Stated exercise:
What is the count of lines in the listing below that hold the string "demand"? Reply with that number alone.

Recorded data:
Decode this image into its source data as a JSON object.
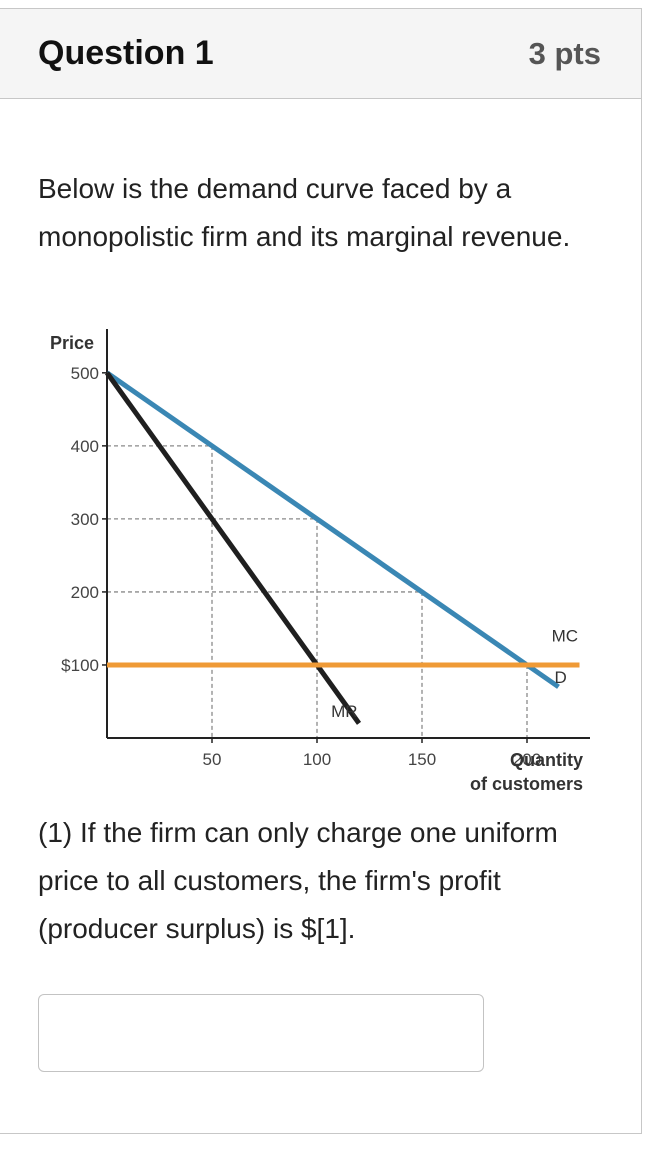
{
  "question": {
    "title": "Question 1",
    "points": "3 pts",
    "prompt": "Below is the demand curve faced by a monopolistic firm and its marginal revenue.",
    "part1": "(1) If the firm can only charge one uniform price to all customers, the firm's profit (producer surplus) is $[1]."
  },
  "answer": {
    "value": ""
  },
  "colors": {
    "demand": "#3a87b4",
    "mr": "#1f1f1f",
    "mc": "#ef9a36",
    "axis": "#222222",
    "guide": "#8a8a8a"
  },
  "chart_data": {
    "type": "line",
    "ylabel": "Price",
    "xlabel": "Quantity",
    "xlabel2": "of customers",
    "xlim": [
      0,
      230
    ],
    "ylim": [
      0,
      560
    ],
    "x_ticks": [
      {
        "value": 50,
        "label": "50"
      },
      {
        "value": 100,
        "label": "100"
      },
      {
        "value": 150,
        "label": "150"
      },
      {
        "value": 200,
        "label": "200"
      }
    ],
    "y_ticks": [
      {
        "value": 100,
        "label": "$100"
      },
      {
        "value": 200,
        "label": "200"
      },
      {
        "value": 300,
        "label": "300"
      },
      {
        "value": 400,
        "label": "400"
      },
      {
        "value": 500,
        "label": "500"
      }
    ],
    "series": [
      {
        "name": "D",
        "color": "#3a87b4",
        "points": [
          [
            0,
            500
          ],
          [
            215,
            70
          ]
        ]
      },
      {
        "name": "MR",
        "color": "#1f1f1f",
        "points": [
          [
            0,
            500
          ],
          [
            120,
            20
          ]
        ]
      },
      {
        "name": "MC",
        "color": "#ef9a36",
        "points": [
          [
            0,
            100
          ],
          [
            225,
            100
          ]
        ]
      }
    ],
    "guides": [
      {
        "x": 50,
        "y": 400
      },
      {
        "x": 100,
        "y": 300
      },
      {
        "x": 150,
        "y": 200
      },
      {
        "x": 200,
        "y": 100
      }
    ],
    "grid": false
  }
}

Response:
2